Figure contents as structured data
--- begin ---
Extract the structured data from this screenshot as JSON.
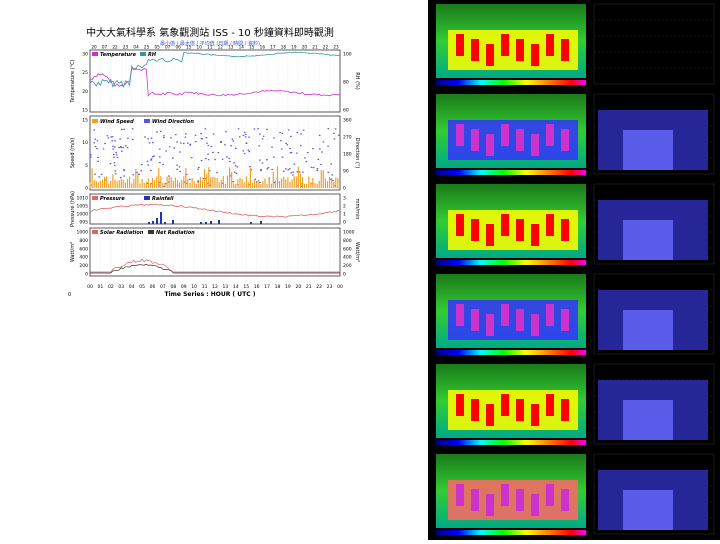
{
  "figure": {
    "title": "中大大氣科學系 氣象觀測站 ISS - 10 秒鐘資料即時觀測",
    "subtitle": "最小值 / 最大值 / 平均值 (日期 / 時間 / 資料)",
    "xlabel": "Time Series : HOUR ( UTC )",
    "top_ticks": [
      "20",
      "07",
      "22",
      "23",
      "04",
      "25",
      "05",
      "07",
      "06",
      "15",
      "10",
      "11",
      "12",
      "13",
      "14",
      "15",
      "16",
      "17",
      "18",
      "19",
      "20",
      "21",
      "22",
      "23"
    ],
    "bottom_ticks": [
      "00",
      "01",
      "02",
      "03",
      "04",
      "05",
      "06",
      "07",
      "08",
      "09",
      "10",
      "11",
      "12",
      "13",
      "14",
      "15",
      "16",
      "17",
      "18",
      "19",
      "20",
      "21",
      "22",
      "23",
      "00"
    ],
    "bottom_edge_labels": [
      "0",
      "0"
    ],
    "panels": [
      {
        "left_axis": "Temperature (°C)",
        "right_axis": "RH (%)",
        "legend": [
          "Temperature",
          "RH"
        ],
        "left_ticks": [
          "30",
          "25",
          "20",
          "15"
        ],
        "right_ticks": [
          "100",
          "80",
          "60"
        ]
      },
      {
        "left_axis": "Speed (m/s)",
        "right_axis": "Direction (°)",
        "legend": [
          "Wind Speed",
          "Wind Direction"
        ],
        "left_ticks": [
          "15",
          "10",
          "5",
          "0"
        ],
        "right_ticks": [
          "360",
          "270",
          "180",
          "90",
          "0"
        ]
      },
      {
        "left_axis": "Pressure (hPa)",
        "right_axis": "mm/min",
        "legend": [
          "Pressure",
          "Rainfall"
        ],
        "left_ticks": [
          "1010",
          "1005",
          "1000",
          "995"
        ],
        "right_ticks": [
          "3",
          "2",
          "1",
          "0"
        ]
      },
      {
        "left_axis": "Watt/m²",
        "right_axis": "Watt/m²",
        "legend": [
          "Solar Radiation",
          "Net Radiation"
        ],
        "left_ticks": [
          "1000",
          "800",
          "600",
          "400",
          "200",
          "0"
        ],
        "right_ticks": [
          "1000",
          "800",
          "600",
          "400",
          "200",
          "0"
        ]
      }
    ]
  },
  "colors": {
    "temperature": "#cc33cc",
    "rh": "#339999",
    "wind_speed": "#f0a020",
    "wind_dir": "#5555dd",
    "pressure": "#dd6666",
    "rainfall": "#2233bb",
    "solar": "#dd6666",
    "net": "#333333"
  }
}
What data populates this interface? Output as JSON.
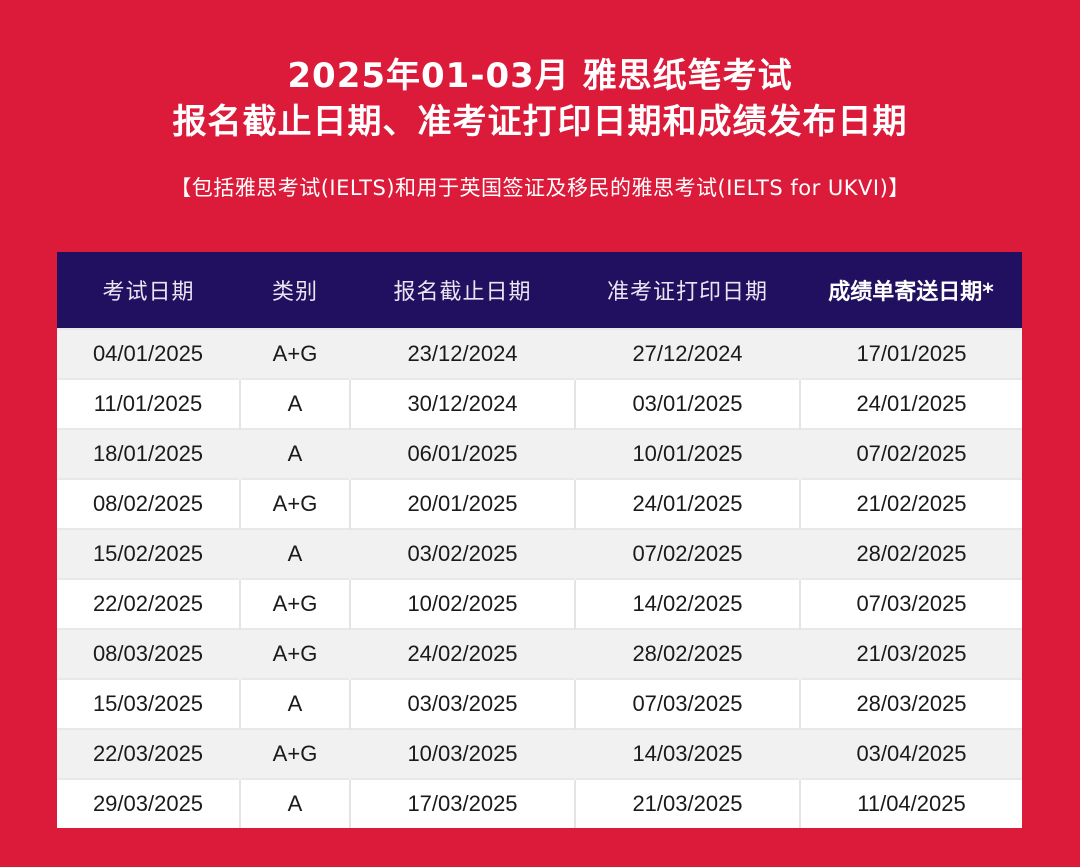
{
  "title_line1": "2025年01-03月 雅思纸笔考试",
  "title_line2": "报名截止日期、准考证打印日期和成绩发布日期",
  "subtitle": "【包括雅思考试(IELTS)和用于英国签证及移民的雅思考试(IELTS for UKVI)】",
  "colors": {
    "background": "#dc1a3a",
    "header": "#211060"
  },
  "table": {
    "headers": [
      "考试日期",
      "类别",
      "报名截止日期",
      "准考证打印日期",
      "成绩单寄送日期*"
    ],
    "rows": [
      [
        "04/01/2025",
        "A+G",
        "23/12/2024",
        "27/12/2024",
        "17/01/2025"
      ],
      [
        "11/01/2025",
        "A",
        "30/12/2024",
        "03/01/2025",
        "24/01/2025"
      ],
      [
        "18/01/2025",
        "A",
        "06/01/2025",
        "10/01/2025",
        "07/02/2025"
      ],
      [
        "08/02/2025",
        "A+G",
        "20/01/2025",
        "24/01/2025",
        "21/02/2025"
      ],
      [
        "15/02/2025",
        "A",
        "03/02/2025",
        "07/02/2025",
        "28/02/2025"
      ],
      [
        "22/02/2025",
        "A+G",
        "10/02/2025",
        "14/02/2025",
        "07/03/2025"
      ],
      [
        "08/03/2025",
        "A+G",
        "24/02/2025",
        "28/02/2025",
        "21/03/2025"
      ],
      [
        "15/03/2025",
        "A",
        "03/03/2025",
        "07/03/2025",
        "28/03/2025"
      ],
      [
        "22/03/2025",
        "A+G",
        "10/03/2025",
        "14/03/2025",
        "03/04/2025"
      ],
      [
        "29/03/2025",
        "A",
        "17/03/2025",
        "21/03/2025",
        "11/04/2025"
      ]
    ]
  }
}
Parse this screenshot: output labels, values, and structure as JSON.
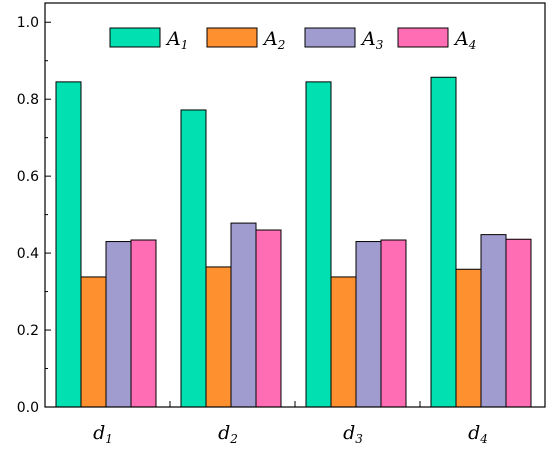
{
  "chart_data": {
    "type": "bar",
    "categories": [
      {
        "base": "d",
        "sub": "1"
      },
      {
        "base": "d",
        "sub": "2"
      },
      {
        "base": "d",
        "sub": "3"
      },
      {
        "base": "d",
        "sub": "4"
      }
    ],
    "series": [
      {
        "base": "A",
        "sub": "1",
        "color": "#00e0b0",
        "values": [
          0.845,
          0.772,
          0.845,
          0.857
        ]
      },
      {
        "base": "A",
        "sub": "2",
        "color": "#ff9030",
        "values": [
          0.338,
          0.364,
          0.338,
          0.358
        ]
      },
      {
        "base": "A",
        "sub": "3",
        "color": "#a09cd0",
        "values": [
          0.43,
          0.478,
          0.43,
          0.448
        ]
      },
      {
        "base": "A",
        "sub": "4",
        "color": "#ff6eb4",
        "values": [
          0.434,
          0.46,
          0.434,
          0.436
        ]
      }
    ],
    "ylim": [
      0,
      1.05
    ],
    "yticks": [
      "0.0",
      "0.2",
      "0.4",
      "0.6",
      "0.8",
      "1.0"
    ],
    "ytick_values": [
      0,
      0.2,
      0.4,
      0.6,
      0.8,
      1.0
    ],
    "grid": false,
    "legend_position": "top"
  }
}
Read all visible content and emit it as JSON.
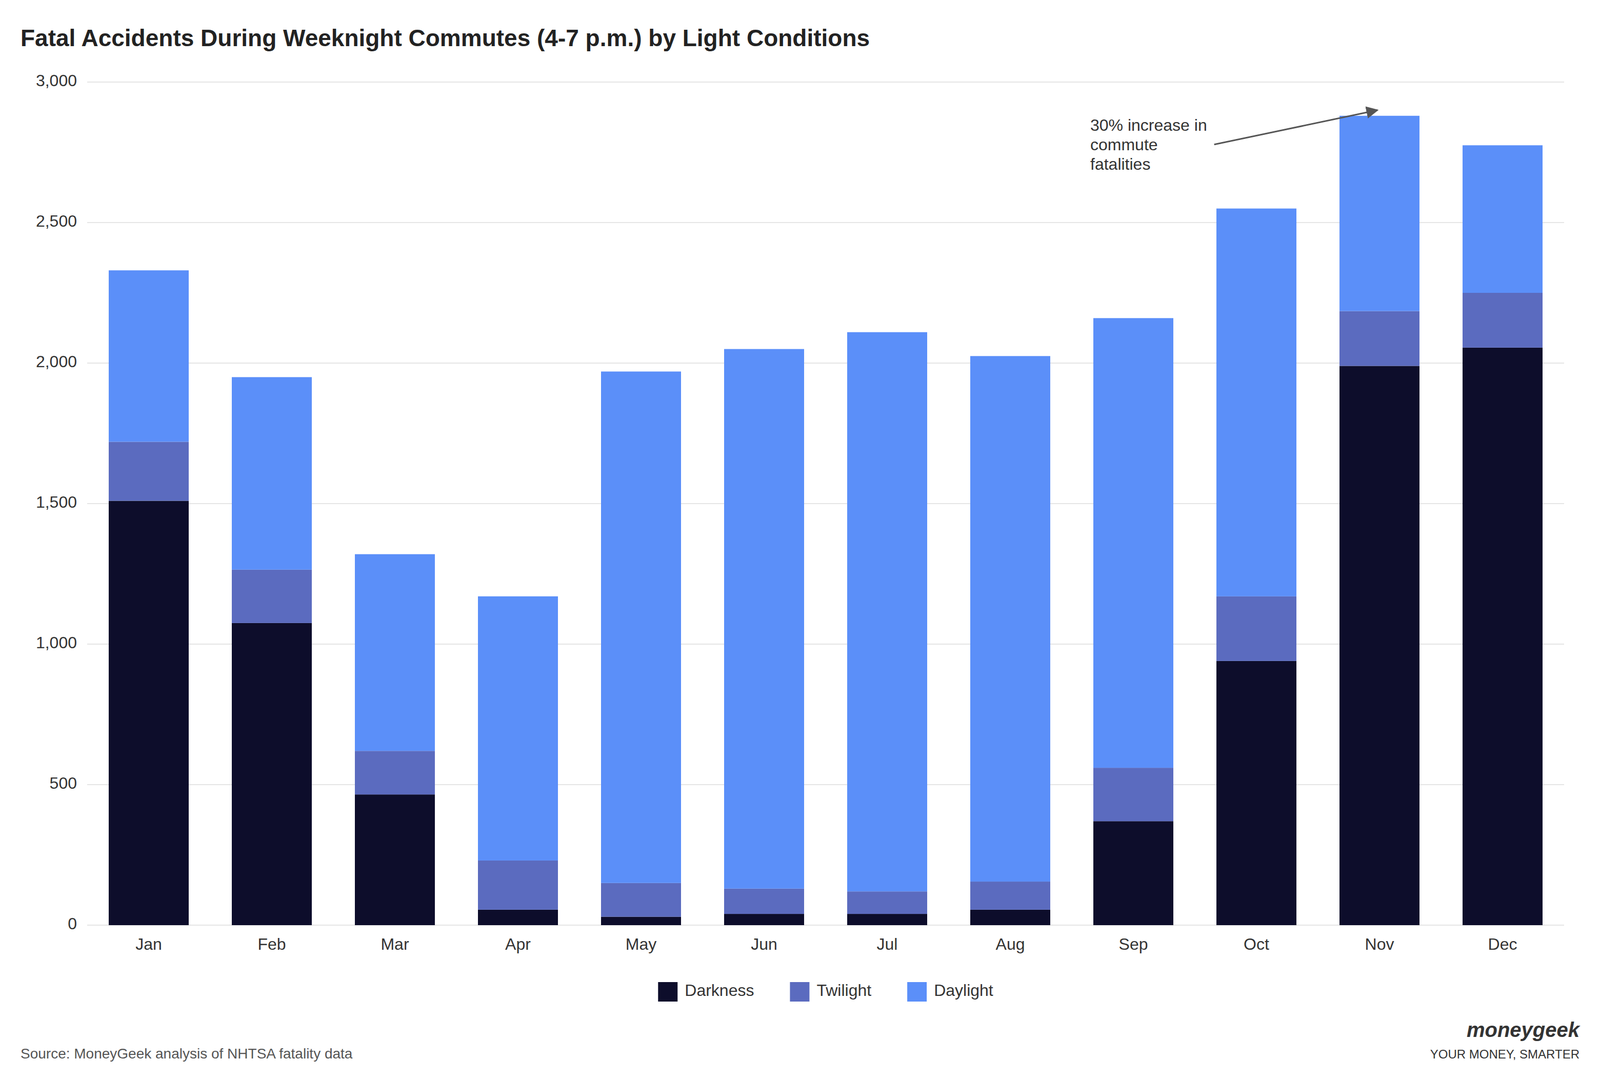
{
  "chart_data": {
    "type": "bar",
    "stacked": true,
    "title": "Fatal Accidents During Weeknight Commutes (4-7 p.m.) by Light Conditions",
    "categories": [
      "Jan",
      "Feb",
      "Mar",
      "Apr",
      "May",
      "Jun",
      "Jul",
      "Aug",
      "Sep",
      "Oct",
      "Nov",
      "Dec"
    ],
    "series": [
      {
        "name": "Darkness",
        "color": "#0d0d2b",
        "values": [
          1510,
          1075,
          465,
          55,
          30,
          40,
          40,
          55,
          370,
          940,
          1990,
          2055
        ]
      },
      {
        "name": "Twilight",
        "color": "#5b6bbf",
        "values": [
          210,
          190,
          155,
          175,
          120,
          90,
          80,
          100,
          190,
          230,
          195,
          195
        ]
      },
      {
        "name": "Daylight",
        "color": "#5b8ff9",
        "values": [
          610,
          685,
          700,
          940,
          1820,
          1920,
          1990,
          1870,
          1600,
          1380,
          695,
          525
        ]
      }
    ],
    "ylim": [
      0,
      3000
    ],
    "yticks": [
      0,
      500,
      {
        "value": 1000,
        "label": "1,000"
      },
      {
        "value": 1500,
        "label": "1,500"
      },
      {
        "value": 2000,
        "label": "2,000"
      },
      {
        "value": 2500,
        "label": "2,500"
      },
      {
        "value": 3000,
        "label": "3,000"
      }
    ],
    "grid": true,
    "legend": "bottom",
    "annotations": [
      {
        "text": "30% increase in\ncommute\nfatalities",
        "x": "Nov",
        "y": 2900
      }
    ],
    "source": "Source: MoneyGeek analysis of NHTSA fatality data",
    "logo": [
      "moneygeek",
      "YOUR MONEY, SMARTER"
    ]
  }
}
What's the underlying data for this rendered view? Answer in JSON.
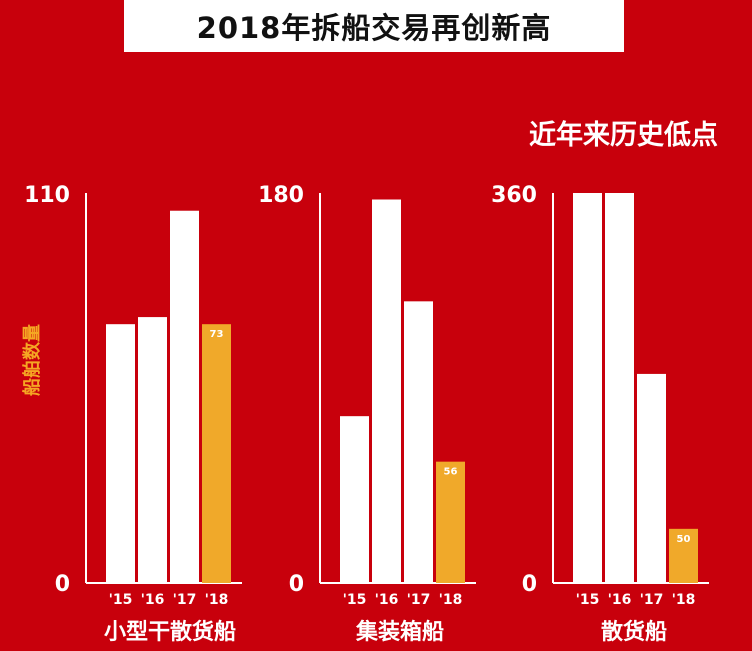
{
  "header": {
    "title": "2018年拆船交易再创新高",
    "subtitle": "近年来历史低点"
  },
  "colors": {
    "background": "#c8000c",
    "bar": "#ffffff",
    "highlight": "#f0a92a",
    "axis_label": "#f5a623"
  },
  "chart_data": [
    {
      "type": "bar",
      "category_label": "小型干散货船",
      "ylabel": "船舶数量",
      "ylim": [
        0,
        110
      ],
      "y_ticks": [
        "110",
        "0"
      ],
      "categories": [
        "'15",
        "'16",
        "'17",
        "'18"
      ],
      "values": [
        73,
        75,
        105,
        73
      ],
      "highlight_index": 3,
      "data_labels": [
        "",
        "",
        "",
        "73"
      ]
    },
    {
      "type": "bar",
      "category_label": "集装箱船",
      "ylim": [
        0,
        180
      ],
      "y_ticks": [
        "180",
        "0"
      ],
      "categories": [
        "'15",
        "'16",
        "'17",
        "'18"
      ],
      "values": [
        77,
        177,
        130,
        56
      ],
      "highlight_index": 3,
      "data_labels": [
        "",
        "",
        "",
        "56"
      ]
    },
    {
      "type": "bar",
      "category_label": "散货船",
      "ylim": [
        0,
        360
      ],
      "y_ticks": [
        "360",
        "0"
      ],
      "categories": [
        "'15",
        "'16",
        "'17",
        "'18"
      ],
      "values": [
        360,
        360,
        193,
        50
      ],
      "highlight_index": 3,
      "data_labels": [
        "",
        "",
        "",
        "50"
      ]
    }
  ]
}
--- end ---
* _Exercise details_
Report back each line of the entries that holds the string "background".

* _Answer in full_
    "background": "#dc1a3a",
    "background": "#c8000c",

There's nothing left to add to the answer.